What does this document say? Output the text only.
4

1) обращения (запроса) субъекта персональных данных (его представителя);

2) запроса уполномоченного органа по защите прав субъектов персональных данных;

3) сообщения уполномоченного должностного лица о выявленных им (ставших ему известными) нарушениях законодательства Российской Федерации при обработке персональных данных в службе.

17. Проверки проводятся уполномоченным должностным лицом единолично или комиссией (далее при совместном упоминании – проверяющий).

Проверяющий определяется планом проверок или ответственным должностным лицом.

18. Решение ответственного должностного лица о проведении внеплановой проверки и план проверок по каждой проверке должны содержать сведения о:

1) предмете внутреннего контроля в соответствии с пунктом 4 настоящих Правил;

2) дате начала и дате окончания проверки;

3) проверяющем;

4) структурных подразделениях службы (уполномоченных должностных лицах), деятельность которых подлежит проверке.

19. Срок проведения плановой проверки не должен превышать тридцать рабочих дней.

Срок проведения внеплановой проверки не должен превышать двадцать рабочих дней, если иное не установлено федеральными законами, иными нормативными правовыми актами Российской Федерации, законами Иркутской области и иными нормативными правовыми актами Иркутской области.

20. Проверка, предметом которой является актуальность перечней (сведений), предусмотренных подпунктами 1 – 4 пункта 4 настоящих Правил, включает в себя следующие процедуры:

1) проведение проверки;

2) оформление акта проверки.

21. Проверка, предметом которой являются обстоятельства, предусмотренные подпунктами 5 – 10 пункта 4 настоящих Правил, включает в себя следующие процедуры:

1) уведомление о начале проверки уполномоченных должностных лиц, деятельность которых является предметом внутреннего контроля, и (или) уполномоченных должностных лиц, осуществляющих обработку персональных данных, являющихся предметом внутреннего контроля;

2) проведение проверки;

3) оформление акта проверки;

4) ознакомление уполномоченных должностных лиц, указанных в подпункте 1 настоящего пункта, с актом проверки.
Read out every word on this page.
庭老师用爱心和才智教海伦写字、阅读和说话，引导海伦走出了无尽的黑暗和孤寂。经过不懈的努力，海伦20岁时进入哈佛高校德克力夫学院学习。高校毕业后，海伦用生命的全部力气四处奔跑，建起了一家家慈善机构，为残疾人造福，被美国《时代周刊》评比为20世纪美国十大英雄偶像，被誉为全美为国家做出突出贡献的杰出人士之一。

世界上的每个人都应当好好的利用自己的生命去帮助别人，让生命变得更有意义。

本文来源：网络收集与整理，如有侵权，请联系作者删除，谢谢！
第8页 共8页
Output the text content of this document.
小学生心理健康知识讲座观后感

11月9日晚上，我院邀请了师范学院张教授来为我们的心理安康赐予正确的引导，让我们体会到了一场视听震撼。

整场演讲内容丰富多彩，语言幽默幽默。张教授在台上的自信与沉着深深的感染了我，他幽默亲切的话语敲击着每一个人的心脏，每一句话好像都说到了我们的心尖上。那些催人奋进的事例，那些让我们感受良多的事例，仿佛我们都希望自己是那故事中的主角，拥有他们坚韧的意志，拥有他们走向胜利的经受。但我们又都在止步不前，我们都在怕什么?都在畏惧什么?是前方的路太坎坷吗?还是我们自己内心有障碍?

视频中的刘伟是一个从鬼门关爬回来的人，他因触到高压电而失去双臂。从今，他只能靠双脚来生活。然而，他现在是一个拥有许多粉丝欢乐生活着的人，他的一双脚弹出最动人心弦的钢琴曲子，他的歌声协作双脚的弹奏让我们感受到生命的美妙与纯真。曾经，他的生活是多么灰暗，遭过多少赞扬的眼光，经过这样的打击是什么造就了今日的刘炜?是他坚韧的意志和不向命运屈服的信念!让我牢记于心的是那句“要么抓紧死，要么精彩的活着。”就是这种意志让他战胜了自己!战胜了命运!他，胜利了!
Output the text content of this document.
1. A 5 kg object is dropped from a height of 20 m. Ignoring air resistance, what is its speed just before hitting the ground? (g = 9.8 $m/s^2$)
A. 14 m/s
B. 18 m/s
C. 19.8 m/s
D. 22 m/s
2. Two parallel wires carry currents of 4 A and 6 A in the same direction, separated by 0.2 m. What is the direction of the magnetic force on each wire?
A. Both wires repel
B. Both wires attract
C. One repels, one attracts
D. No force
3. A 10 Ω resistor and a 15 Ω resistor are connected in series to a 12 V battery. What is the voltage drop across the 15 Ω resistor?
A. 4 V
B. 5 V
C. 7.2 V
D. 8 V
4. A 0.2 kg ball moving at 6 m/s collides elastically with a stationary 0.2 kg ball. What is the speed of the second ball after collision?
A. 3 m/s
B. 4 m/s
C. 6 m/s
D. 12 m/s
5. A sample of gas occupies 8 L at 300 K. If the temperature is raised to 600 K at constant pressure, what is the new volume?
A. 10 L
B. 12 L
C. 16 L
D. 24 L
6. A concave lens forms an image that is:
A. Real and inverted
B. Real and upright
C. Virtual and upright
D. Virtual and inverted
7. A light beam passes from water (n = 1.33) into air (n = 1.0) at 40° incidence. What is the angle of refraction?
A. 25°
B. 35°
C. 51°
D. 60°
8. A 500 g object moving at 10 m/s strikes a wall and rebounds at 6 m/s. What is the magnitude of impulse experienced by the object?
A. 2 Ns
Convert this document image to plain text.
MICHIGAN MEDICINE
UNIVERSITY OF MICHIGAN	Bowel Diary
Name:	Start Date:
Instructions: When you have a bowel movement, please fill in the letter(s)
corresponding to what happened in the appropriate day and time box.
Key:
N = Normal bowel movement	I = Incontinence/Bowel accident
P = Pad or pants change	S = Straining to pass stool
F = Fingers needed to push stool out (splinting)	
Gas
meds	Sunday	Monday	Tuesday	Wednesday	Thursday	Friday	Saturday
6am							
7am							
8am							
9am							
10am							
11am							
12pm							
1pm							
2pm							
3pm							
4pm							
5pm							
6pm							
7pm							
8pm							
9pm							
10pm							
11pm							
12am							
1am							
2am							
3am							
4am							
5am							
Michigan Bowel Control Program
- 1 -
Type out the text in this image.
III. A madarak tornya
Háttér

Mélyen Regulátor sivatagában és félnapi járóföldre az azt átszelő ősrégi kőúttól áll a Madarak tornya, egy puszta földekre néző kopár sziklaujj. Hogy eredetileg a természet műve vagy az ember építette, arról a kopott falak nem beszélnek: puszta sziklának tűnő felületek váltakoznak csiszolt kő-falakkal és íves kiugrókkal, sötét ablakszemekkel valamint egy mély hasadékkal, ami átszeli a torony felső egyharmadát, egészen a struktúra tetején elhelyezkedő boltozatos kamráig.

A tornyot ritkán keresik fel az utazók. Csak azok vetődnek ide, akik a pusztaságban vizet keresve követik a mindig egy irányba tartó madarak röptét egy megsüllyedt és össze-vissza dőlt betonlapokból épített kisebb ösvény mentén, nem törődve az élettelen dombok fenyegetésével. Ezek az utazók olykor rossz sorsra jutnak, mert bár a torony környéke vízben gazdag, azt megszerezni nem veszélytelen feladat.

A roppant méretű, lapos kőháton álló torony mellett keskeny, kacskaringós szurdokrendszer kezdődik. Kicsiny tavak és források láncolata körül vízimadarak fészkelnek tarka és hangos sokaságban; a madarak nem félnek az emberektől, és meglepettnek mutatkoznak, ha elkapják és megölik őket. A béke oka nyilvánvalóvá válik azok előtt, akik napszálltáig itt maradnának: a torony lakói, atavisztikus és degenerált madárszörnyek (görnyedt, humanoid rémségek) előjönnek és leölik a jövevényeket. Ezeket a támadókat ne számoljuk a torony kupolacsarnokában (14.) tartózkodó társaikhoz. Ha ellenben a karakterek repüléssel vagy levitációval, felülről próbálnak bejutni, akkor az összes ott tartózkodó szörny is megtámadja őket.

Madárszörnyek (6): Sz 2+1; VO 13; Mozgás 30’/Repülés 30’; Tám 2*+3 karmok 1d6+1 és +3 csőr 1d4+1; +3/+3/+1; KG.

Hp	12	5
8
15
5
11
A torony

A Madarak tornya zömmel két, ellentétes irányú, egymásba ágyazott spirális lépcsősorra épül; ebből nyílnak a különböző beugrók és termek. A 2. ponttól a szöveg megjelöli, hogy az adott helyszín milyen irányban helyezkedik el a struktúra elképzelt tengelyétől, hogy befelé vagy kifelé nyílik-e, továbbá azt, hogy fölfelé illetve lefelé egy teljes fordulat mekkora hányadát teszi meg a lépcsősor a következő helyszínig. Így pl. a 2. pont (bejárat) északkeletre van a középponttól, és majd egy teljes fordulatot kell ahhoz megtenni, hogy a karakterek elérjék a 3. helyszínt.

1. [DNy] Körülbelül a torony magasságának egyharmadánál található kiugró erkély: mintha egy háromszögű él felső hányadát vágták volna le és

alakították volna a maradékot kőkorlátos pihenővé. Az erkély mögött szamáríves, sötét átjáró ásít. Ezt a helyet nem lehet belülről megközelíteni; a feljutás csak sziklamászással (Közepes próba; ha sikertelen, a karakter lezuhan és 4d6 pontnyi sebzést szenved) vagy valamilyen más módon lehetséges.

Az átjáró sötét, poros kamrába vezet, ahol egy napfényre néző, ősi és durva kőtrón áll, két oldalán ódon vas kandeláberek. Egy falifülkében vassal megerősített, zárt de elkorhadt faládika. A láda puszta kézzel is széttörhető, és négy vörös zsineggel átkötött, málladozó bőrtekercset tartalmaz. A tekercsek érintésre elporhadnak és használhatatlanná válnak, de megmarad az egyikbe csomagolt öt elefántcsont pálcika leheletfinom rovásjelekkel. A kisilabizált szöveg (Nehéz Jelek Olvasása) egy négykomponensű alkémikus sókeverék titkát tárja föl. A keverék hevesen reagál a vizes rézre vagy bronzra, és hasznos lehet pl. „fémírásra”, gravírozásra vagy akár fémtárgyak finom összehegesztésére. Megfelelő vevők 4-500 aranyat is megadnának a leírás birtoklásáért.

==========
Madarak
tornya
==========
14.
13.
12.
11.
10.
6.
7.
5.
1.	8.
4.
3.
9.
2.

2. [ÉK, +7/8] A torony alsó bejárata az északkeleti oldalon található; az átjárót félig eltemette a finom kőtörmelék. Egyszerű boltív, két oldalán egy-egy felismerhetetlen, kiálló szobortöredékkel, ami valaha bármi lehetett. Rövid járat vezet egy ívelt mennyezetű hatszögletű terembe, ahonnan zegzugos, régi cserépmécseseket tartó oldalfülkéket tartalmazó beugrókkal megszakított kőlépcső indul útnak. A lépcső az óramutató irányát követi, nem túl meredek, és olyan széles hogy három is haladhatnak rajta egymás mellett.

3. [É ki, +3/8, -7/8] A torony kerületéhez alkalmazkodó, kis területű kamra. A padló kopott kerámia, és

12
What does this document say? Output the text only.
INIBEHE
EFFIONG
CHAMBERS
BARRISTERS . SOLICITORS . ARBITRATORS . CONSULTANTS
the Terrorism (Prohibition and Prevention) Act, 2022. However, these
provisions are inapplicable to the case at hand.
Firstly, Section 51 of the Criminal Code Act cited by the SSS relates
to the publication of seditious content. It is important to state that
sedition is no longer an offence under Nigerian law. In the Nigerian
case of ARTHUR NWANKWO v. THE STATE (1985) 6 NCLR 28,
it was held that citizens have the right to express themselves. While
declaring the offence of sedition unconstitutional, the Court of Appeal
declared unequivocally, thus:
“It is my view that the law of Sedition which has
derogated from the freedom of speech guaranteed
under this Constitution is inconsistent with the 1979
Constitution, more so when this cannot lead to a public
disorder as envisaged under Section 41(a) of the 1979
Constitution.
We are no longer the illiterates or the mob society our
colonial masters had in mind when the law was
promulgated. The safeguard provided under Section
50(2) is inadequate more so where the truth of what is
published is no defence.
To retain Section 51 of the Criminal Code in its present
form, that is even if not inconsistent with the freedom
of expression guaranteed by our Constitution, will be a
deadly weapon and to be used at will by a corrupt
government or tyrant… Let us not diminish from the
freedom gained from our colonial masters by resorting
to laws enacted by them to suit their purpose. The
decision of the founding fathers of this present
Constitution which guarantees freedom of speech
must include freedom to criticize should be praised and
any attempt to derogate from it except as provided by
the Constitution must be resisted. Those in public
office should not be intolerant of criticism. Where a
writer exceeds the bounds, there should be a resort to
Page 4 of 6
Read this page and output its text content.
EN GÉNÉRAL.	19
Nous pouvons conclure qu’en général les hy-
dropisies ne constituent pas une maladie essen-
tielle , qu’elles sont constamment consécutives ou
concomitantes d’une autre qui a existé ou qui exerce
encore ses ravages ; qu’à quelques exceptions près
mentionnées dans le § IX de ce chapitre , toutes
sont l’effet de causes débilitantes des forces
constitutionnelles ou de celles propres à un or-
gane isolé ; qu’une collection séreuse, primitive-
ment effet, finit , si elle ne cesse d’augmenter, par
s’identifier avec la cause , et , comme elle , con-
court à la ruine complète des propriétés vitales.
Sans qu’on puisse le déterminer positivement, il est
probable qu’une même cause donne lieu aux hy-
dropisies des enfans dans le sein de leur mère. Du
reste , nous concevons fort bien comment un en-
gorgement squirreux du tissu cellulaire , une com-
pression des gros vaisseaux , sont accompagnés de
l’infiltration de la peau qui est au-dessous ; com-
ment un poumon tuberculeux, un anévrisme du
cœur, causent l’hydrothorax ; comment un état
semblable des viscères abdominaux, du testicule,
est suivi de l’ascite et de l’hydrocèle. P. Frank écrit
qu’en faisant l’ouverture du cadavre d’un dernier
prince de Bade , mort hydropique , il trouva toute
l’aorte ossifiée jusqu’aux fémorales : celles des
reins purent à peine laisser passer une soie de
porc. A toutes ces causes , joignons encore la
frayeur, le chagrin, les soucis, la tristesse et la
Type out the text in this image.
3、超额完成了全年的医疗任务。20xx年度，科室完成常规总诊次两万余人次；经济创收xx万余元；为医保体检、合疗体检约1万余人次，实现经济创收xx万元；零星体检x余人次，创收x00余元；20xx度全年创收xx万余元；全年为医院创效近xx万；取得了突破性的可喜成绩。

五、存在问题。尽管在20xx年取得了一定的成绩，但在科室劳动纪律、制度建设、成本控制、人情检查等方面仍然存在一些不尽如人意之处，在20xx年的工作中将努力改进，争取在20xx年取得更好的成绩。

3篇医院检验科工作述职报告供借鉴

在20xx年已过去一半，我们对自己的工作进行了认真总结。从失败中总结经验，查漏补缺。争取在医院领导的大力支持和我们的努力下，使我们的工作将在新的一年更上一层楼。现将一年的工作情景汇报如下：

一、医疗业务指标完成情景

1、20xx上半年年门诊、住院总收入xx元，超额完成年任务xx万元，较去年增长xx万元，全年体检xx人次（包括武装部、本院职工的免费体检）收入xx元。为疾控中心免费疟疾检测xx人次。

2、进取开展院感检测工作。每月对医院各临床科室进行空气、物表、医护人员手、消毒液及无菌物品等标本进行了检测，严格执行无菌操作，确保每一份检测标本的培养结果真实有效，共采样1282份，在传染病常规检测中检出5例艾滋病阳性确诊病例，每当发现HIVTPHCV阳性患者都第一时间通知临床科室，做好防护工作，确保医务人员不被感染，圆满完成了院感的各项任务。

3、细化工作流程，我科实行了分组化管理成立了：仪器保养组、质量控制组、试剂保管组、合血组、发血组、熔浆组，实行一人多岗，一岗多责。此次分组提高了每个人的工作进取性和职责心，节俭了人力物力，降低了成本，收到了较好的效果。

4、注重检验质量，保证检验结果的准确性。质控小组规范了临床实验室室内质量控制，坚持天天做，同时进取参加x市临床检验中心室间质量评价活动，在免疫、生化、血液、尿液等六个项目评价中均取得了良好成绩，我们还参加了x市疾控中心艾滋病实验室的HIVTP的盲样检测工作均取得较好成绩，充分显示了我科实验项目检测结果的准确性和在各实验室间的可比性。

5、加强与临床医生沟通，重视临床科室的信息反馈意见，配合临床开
================================
Gather each line that holds "Section".

Firstly, Section 51 of the Criminal Code Act cited by the SSS relates
disorder as envisaged under Section 41(a) of the 1979
promulgated. The safeguard provided under Section
To retain Section 51 of the Criminal Code in its present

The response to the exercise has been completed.